■ Written request:
From the listing below, extract each line containing the string "user".

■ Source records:
-------

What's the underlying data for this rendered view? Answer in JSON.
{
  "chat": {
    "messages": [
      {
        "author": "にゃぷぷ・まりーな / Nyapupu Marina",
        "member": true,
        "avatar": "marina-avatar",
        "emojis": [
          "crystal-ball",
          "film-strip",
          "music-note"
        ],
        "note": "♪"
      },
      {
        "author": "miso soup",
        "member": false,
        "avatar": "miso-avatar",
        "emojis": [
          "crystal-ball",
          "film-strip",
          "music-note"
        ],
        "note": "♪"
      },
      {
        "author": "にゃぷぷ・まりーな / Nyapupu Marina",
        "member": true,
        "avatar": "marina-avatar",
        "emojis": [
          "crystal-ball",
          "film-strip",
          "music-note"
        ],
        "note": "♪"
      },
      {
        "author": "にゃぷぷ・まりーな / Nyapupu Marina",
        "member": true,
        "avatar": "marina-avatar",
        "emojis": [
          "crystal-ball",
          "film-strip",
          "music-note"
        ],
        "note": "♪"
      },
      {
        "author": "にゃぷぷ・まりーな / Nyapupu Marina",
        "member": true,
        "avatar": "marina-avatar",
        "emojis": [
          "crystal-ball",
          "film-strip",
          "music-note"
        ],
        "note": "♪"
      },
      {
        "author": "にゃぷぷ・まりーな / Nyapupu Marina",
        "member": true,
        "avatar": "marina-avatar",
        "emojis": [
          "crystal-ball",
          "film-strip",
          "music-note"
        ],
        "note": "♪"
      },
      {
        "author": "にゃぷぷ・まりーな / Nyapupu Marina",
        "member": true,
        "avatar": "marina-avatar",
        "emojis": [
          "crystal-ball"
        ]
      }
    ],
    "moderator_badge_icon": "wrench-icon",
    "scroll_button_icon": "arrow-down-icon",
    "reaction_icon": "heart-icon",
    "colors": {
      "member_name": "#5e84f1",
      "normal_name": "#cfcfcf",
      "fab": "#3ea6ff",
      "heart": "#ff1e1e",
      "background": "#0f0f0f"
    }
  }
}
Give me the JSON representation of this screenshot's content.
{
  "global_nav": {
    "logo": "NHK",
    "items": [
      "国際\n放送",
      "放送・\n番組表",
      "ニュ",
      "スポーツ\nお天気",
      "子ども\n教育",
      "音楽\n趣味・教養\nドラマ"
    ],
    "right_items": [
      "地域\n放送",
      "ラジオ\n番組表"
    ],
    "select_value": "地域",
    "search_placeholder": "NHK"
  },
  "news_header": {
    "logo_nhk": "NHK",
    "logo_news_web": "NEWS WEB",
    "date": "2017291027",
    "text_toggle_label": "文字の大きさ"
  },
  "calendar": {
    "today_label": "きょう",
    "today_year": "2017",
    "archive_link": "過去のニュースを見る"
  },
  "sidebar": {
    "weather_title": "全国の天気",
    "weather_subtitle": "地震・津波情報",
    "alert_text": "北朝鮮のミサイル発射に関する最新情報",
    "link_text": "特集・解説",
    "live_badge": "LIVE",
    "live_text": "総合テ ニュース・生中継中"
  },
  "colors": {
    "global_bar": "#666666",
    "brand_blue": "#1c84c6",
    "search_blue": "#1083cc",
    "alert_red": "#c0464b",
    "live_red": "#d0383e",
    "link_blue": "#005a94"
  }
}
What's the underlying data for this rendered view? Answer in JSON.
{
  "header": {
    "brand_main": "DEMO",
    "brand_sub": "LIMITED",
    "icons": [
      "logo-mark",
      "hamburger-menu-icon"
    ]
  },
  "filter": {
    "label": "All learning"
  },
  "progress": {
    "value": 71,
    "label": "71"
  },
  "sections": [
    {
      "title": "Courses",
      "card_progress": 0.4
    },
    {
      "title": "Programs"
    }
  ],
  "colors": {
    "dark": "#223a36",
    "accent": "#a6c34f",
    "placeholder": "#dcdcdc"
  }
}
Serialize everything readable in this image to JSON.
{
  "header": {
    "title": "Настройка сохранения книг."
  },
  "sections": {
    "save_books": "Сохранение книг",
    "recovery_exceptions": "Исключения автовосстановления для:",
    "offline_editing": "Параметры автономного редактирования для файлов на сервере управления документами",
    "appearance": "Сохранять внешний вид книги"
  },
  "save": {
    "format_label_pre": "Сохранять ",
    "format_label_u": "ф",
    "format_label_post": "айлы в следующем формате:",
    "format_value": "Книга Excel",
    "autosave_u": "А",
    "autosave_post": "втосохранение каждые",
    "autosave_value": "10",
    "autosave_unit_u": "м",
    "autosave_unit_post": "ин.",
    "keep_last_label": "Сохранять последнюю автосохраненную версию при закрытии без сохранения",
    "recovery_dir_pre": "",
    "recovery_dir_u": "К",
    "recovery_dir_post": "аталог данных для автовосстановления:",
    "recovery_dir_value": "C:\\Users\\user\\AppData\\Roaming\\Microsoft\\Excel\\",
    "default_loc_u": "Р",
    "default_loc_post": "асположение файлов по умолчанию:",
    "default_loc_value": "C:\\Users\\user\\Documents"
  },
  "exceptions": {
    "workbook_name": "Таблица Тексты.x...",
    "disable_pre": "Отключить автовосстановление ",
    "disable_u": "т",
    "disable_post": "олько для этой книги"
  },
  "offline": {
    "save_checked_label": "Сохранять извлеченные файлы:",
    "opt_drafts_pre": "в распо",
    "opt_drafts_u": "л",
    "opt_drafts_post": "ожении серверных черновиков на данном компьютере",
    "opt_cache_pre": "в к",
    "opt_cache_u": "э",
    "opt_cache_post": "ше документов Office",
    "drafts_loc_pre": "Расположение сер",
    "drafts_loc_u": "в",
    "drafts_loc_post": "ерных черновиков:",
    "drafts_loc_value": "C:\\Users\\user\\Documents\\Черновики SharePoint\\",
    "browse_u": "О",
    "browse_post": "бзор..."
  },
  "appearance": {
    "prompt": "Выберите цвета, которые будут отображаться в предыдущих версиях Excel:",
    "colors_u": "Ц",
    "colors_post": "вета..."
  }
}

-------

■ Right answer:
    "recovery_dir_value": "C:\\Users\\user\\AppData\\Roaming\\Microsoft\\Excel\\",
    "default_loc_value": "C:\\Users\\user\\Documents"
    "drafts_loc_value": "C:\\Users\\user\\Documents\\Черновики SharePoint\\",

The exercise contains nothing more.